===== Provided data

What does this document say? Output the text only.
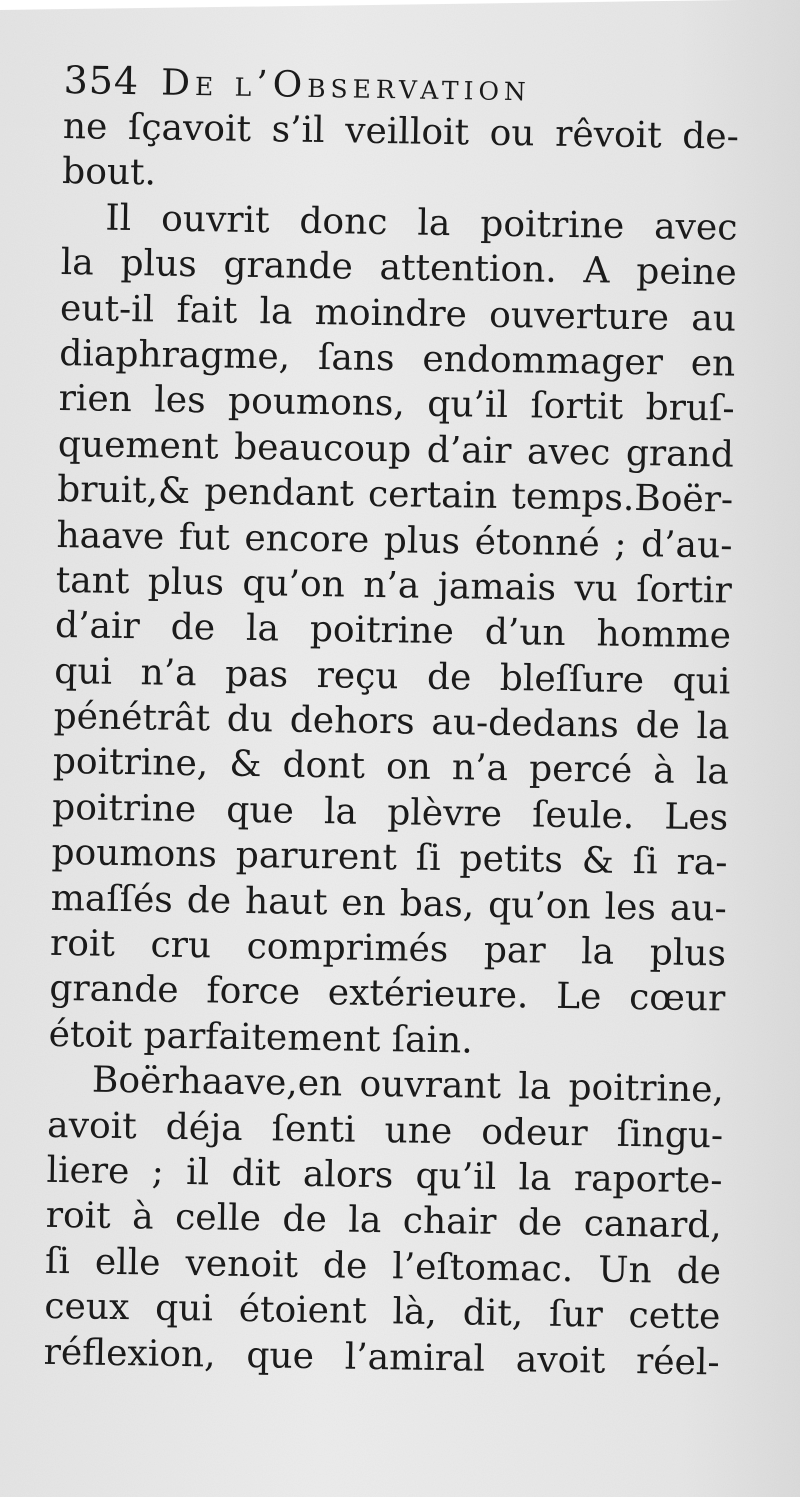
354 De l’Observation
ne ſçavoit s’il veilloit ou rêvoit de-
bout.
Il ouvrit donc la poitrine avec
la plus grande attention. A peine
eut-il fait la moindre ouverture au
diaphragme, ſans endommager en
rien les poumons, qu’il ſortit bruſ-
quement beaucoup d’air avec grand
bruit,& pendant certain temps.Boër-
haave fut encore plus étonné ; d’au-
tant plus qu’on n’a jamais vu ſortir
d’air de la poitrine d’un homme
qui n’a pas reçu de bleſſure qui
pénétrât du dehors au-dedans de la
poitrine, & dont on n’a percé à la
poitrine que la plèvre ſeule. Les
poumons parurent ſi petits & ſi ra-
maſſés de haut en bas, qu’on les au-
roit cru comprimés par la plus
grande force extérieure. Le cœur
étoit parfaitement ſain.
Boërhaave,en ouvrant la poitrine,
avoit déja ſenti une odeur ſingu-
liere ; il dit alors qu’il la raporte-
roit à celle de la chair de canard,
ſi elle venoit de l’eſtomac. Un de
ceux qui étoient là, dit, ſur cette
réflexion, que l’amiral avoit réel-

==========

### Set exercise
Omit the pictures and output all of the other material exactly.

### Solution
What does this document say? Output the text only.
354 De l’Observation
ne ſçavoit s’il veilloit ou rêvoit de-
bout.
Il ouvrit donc la poitrine avec
la plus grande attention. A peine
eut-il fait la moindre ouverture au
diaphragme, ſans endommager en
rien les poumons, qu’il ſortit bruſ-
quement beaucoup d’air avec grand
bruit,& pendant certain temps.Boër-
haave fut encore plus étonné ; d’au-
tant plus qu’on n’a jamais vu ſortir
d’air de la poitrine d’un homme
qui n’a pas reçu de bleſſure qui
pénétrât du dehors au-dedans de la
poitrine, & dont on n’a percé à la
poitrine que la plèvre ſeule. Les
poumons parurent ſi petits & ſi ra-
maſſés de haut en bas, qu’on les au-
roit cru comprimés par la plus
grande force extérieure. Le cœur
étoit parfaitement ſain.
Boërhaave,en ouvrant la poitrine,
avoit déja ſenti une odeur ſingu-
liere ; il dit alors qu’il la raporte-
roit à celle de la chair de canard,
ſi elle venoit de l’eſtomac. Un de
ceux qui étoient là, dit, ſur cette
réflexion, que l’amiral avoit réel-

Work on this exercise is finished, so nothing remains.